## Begin

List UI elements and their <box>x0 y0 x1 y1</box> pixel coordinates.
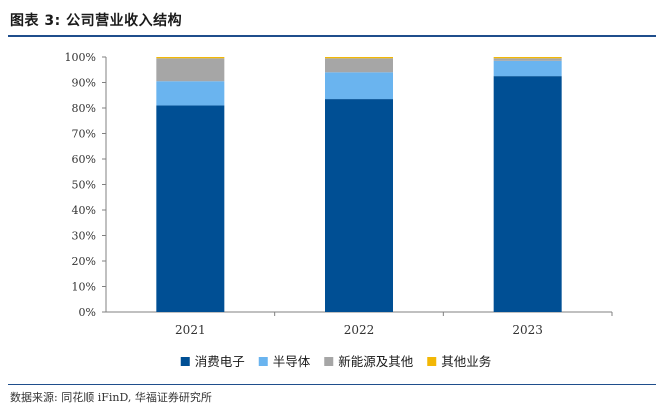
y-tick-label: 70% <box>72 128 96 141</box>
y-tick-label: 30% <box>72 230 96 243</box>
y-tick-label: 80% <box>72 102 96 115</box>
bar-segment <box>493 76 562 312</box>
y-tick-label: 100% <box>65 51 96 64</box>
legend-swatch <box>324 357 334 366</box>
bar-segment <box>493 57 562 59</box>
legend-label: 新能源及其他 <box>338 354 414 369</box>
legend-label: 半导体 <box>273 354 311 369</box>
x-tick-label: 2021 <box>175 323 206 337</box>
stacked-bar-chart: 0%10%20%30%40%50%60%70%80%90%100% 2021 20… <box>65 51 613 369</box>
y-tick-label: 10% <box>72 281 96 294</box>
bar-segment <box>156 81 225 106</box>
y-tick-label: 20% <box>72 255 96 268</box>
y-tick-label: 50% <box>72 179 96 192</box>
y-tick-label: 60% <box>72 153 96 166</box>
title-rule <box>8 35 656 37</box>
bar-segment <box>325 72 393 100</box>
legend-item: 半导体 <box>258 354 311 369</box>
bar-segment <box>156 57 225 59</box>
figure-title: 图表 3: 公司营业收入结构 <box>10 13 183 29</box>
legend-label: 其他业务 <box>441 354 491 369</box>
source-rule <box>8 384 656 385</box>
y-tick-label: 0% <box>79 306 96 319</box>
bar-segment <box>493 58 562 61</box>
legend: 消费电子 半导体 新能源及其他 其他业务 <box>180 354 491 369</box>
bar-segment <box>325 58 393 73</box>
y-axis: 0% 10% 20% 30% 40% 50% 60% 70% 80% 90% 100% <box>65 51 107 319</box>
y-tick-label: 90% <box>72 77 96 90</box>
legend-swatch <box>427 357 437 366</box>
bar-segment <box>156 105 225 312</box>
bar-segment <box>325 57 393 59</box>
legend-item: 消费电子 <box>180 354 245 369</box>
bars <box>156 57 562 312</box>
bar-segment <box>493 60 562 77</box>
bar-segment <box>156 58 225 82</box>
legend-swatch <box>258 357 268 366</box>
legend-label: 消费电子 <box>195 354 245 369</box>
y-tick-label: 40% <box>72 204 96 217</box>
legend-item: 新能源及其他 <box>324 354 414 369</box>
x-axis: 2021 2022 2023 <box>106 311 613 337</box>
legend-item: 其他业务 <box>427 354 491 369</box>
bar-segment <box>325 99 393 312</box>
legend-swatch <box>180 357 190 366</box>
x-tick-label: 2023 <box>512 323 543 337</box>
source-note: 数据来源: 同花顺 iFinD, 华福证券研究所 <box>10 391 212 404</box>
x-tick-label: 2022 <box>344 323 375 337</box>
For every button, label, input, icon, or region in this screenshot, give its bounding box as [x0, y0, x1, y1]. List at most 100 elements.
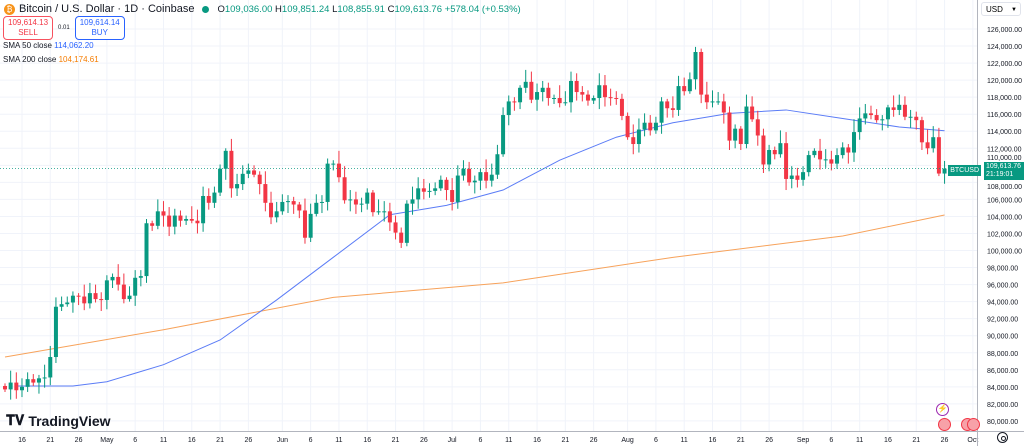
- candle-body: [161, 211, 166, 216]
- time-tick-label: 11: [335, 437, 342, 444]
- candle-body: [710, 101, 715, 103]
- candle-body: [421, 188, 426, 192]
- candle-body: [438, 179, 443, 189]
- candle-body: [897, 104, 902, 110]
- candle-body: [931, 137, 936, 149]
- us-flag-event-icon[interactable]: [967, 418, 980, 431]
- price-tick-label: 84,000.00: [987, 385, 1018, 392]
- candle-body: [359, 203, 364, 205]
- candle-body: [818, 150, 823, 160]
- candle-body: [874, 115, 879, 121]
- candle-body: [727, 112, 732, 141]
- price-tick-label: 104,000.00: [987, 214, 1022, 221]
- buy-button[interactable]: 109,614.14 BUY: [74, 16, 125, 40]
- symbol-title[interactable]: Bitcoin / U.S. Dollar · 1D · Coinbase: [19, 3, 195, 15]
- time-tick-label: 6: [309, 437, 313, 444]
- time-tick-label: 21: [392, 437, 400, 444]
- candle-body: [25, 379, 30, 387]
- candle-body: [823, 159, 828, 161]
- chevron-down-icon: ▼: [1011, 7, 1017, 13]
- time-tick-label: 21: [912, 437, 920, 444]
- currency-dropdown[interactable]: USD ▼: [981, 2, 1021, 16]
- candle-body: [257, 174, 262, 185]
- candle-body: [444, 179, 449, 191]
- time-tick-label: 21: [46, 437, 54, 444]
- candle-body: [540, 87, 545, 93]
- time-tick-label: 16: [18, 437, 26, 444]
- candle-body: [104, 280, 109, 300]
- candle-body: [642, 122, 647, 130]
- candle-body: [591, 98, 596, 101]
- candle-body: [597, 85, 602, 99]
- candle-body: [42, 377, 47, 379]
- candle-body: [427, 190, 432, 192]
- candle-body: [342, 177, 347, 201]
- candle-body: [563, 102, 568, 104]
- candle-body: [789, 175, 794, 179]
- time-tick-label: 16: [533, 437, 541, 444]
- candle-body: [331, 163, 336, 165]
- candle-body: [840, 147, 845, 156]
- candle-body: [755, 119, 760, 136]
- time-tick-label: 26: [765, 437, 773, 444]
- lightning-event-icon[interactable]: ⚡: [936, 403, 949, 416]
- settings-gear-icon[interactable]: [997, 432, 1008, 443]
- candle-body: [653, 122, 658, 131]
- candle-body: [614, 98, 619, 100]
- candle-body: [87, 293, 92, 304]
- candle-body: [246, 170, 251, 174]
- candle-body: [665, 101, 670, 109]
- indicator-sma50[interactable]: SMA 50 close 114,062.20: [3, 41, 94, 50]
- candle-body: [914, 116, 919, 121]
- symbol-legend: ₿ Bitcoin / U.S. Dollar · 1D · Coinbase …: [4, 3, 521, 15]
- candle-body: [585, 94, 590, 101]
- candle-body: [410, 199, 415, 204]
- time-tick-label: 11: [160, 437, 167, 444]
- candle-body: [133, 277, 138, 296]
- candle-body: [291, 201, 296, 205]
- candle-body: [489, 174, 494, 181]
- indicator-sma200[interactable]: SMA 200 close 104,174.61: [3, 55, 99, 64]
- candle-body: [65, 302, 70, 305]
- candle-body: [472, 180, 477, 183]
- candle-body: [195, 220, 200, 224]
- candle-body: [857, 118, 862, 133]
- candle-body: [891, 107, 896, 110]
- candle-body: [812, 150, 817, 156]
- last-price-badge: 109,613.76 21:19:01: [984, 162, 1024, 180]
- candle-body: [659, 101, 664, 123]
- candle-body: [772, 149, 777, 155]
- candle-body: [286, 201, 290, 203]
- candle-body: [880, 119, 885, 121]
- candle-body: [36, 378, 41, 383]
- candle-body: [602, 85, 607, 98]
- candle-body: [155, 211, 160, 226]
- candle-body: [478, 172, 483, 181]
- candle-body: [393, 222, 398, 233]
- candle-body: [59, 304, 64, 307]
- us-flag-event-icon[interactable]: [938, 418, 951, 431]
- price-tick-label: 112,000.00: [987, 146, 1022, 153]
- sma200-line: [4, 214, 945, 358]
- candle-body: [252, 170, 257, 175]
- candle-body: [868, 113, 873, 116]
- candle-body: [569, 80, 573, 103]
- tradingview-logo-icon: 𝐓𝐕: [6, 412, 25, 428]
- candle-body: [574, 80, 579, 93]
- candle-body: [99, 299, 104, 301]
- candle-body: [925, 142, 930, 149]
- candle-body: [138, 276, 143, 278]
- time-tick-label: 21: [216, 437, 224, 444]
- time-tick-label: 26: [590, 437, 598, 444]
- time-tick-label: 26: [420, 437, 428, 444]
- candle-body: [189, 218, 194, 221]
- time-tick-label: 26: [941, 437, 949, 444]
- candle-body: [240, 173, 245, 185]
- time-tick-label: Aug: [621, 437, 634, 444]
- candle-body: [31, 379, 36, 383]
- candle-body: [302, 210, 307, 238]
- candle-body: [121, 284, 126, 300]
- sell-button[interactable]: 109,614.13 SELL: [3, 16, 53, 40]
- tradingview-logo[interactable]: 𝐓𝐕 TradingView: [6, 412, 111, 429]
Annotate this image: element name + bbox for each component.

## End
## Begin

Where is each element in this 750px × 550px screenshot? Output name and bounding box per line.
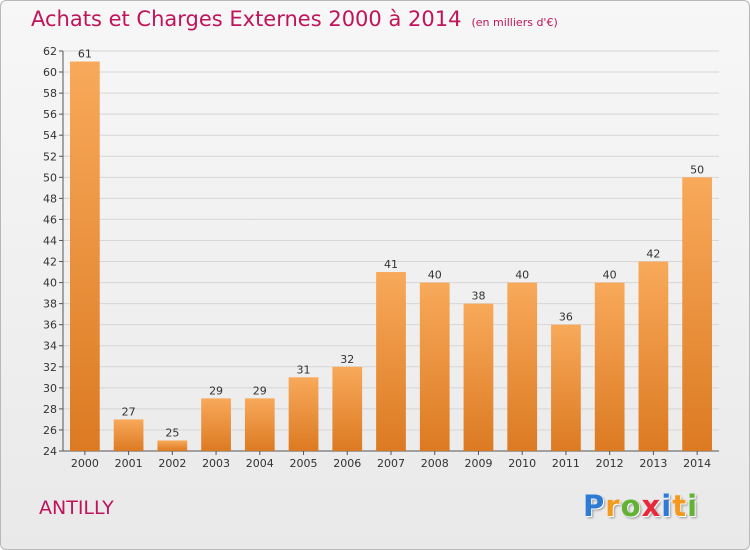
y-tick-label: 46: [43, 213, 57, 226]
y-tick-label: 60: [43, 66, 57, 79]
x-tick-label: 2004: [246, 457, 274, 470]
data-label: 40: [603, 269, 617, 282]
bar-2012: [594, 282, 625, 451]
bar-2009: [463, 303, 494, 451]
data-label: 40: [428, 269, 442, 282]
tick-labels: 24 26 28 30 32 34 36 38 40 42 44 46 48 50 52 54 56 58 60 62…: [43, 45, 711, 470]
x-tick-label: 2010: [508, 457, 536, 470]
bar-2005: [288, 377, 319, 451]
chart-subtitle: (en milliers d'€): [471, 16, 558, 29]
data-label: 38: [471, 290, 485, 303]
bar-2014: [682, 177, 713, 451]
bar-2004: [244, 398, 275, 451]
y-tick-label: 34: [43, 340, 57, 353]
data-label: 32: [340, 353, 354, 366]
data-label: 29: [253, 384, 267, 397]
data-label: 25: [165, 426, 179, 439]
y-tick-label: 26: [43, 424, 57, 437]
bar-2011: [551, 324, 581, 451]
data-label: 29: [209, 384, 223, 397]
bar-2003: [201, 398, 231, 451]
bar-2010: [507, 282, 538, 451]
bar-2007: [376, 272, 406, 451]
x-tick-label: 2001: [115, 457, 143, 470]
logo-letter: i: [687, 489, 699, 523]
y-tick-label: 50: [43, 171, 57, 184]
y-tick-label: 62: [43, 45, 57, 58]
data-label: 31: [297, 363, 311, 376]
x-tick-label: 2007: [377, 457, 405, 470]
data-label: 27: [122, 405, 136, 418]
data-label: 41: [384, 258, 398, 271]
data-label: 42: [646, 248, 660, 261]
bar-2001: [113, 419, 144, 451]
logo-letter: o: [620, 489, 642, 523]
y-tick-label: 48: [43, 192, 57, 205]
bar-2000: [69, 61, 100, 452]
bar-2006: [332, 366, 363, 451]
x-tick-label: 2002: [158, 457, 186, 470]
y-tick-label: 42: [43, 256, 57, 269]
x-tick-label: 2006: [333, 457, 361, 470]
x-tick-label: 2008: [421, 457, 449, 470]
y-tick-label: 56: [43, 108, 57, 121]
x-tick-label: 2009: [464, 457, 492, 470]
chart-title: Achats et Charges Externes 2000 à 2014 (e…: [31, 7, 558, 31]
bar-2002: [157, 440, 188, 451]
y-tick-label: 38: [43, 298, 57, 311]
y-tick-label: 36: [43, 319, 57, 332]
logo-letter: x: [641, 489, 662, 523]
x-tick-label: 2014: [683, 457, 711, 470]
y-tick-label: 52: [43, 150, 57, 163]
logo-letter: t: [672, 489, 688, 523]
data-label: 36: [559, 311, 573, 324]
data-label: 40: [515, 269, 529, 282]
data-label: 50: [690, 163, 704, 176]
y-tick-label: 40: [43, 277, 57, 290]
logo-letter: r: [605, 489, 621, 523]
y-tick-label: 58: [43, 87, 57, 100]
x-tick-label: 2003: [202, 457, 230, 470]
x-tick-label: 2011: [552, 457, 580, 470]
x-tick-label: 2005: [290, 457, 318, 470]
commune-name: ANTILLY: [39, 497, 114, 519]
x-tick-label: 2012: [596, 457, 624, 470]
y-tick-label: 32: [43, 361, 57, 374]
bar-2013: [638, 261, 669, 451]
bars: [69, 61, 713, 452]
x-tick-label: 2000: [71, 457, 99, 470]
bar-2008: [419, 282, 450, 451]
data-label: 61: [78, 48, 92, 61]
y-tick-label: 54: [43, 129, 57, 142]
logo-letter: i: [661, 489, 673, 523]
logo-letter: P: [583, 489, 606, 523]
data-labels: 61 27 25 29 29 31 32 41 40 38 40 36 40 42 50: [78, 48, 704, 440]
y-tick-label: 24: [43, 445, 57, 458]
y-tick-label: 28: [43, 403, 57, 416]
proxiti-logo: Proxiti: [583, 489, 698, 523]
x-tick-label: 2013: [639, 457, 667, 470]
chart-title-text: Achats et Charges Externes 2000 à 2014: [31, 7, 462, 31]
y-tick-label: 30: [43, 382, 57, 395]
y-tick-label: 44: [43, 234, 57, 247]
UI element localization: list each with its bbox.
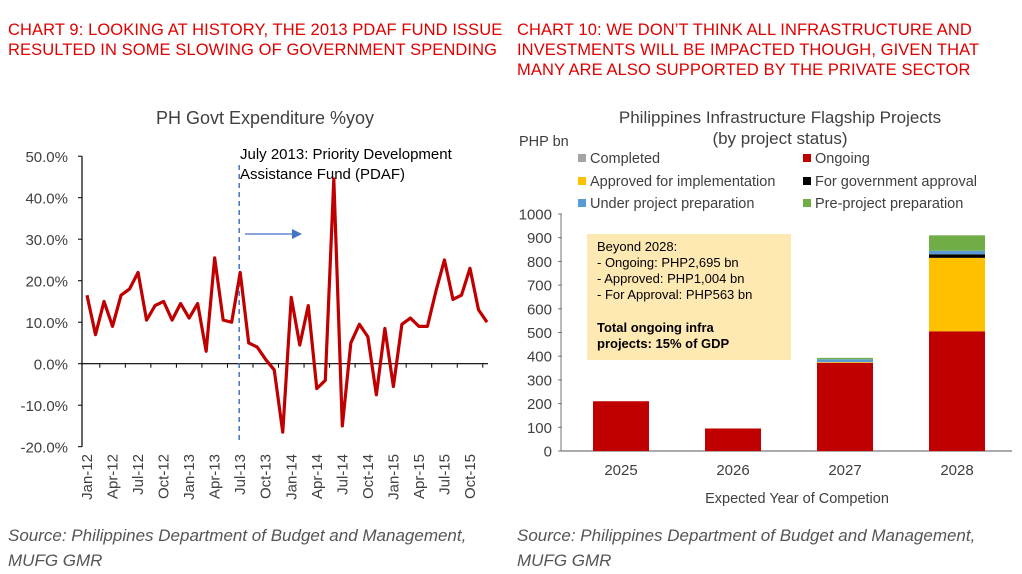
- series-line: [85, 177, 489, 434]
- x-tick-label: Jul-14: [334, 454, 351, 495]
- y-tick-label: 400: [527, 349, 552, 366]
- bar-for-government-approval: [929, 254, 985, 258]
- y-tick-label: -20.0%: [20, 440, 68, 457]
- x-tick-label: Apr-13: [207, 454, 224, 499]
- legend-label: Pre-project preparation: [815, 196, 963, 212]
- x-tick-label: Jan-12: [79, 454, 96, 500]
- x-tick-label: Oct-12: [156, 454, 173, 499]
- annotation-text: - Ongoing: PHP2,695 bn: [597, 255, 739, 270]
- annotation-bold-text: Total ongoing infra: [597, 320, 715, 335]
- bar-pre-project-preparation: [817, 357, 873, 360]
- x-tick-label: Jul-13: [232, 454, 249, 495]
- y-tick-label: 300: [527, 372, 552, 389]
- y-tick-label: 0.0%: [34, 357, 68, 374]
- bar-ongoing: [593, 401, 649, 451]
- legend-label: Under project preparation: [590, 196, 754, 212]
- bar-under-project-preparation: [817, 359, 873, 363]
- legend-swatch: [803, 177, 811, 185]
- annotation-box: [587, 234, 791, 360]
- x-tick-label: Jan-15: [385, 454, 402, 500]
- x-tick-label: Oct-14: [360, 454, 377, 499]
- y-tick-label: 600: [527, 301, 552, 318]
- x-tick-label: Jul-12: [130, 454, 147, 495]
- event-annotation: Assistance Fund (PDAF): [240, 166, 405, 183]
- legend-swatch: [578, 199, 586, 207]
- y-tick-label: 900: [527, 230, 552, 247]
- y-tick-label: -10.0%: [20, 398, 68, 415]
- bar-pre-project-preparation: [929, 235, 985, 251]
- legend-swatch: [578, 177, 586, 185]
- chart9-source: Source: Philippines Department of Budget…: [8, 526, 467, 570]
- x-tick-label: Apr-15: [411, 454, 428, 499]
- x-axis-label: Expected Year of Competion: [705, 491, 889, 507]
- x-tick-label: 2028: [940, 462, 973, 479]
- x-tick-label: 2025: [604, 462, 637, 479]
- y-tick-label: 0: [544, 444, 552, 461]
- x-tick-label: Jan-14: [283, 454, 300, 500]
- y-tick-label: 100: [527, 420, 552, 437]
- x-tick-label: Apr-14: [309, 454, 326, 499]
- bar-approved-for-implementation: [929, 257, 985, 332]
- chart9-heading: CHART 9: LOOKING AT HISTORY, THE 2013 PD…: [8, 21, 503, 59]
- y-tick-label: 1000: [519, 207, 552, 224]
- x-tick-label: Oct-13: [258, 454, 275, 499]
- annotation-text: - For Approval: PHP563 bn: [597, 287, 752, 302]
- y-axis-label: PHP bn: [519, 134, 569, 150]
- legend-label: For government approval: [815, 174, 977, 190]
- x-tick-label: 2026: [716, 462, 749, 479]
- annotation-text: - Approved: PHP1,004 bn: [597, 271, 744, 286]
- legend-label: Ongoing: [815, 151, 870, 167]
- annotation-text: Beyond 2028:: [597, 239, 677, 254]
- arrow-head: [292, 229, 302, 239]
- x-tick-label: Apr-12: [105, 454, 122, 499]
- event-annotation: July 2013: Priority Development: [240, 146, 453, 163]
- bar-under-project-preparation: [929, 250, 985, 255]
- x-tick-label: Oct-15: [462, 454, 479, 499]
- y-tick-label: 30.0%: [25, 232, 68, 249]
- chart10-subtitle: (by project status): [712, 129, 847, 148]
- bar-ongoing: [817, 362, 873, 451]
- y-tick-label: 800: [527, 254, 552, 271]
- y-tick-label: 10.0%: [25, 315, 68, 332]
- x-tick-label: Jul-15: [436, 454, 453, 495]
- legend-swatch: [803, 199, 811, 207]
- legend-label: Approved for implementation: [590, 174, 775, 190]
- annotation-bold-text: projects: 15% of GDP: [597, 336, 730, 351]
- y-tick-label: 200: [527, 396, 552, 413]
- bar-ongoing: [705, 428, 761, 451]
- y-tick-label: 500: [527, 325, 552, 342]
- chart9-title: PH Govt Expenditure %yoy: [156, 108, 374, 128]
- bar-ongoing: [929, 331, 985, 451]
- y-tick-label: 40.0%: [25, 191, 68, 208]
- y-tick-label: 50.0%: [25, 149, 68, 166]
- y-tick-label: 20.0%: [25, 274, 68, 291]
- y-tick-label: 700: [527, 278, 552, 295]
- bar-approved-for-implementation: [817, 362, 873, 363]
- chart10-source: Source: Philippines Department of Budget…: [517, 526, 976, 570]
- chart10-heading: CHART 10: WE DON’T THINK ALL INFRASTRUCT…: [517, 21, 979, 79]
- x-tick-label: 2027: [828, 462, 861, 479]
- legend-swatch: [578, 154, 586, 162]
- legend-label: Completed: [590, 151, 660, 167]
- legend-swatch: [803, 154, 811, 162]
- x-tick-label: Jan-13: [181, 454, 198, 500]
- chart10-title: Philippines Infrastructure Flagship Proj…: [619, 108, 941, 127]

## End

### TASK DIRECTIONS
Reproduce the lines in the records above exactly, starting at the line that contains "y-tick-label: 46: [43, 213, 57, 226]" and ending at the line that contains "data-label: 41: [384, 258, 398, 271]", with both included.

### OUTPUT FOR THIS TASK
y-tick-label: 46: [43, 213, 57, 226]
y-tick-label: 60: [43, 66, 57, 79]
x-tick-label: 2004: [246, 457, 274, 470]
data-label: 40: [603, 269, 617, 282]
bar-2012: [594, 282, 625, 451]
bar-2009: [463, 303, 494, 451]
data-label: 40: [428, 269, 442, 282]
tick-labels: 24 26 28 30 32 34 36 38 40 42 44 46 48 50 52 54 56 58 60 62…: [43, 45, 711, 470]
x-tick-label: 2010: [508, 457, 536, 470]
bar-2005: [288, 377, 319, 451]
chart-subtitle: (en milliers d'€): [471, 16, 558, 29]
data-label: 38: [471, 290, 485, 303]
bar-2014: [682, 177, 713, 451]
bar-2004: [244, 398, 275, 451]
y-tick-label: 34: [43, 340, 57, 353]
data-label: 32: [340, 353, 354, 366]
data-label: 29: [253, 384, 267, 397]
data-label: 25: [165, 426, 179, 439]
y-tick-label: 26: [43, 424, 57, 437]
bar-2011: [551, 324, 581, 451]
data-label: 29: [209, 384, 223, 397]
bar-2003: [201, 398, 231, 451]
bar-2010: [507, 282, 538, 451]
bar-2007: [376, 272, 406, 451]
x-tick-label: 2001: [115, 457, 143, 470]
logo-letter: i: [687, 489, 699, 523]
y-tick-label: 50: [43, 171, 57, 184]
y-tick-label: 62: [43, 45, 57, 58]
data-label: 31: [297, 363, 311, 376]
x-tick-label: 2007: [377, 457, 405, 470]
data-label: 27: [122, 405, 136, 418]
data-label: 41: [384, 258, 398, 271]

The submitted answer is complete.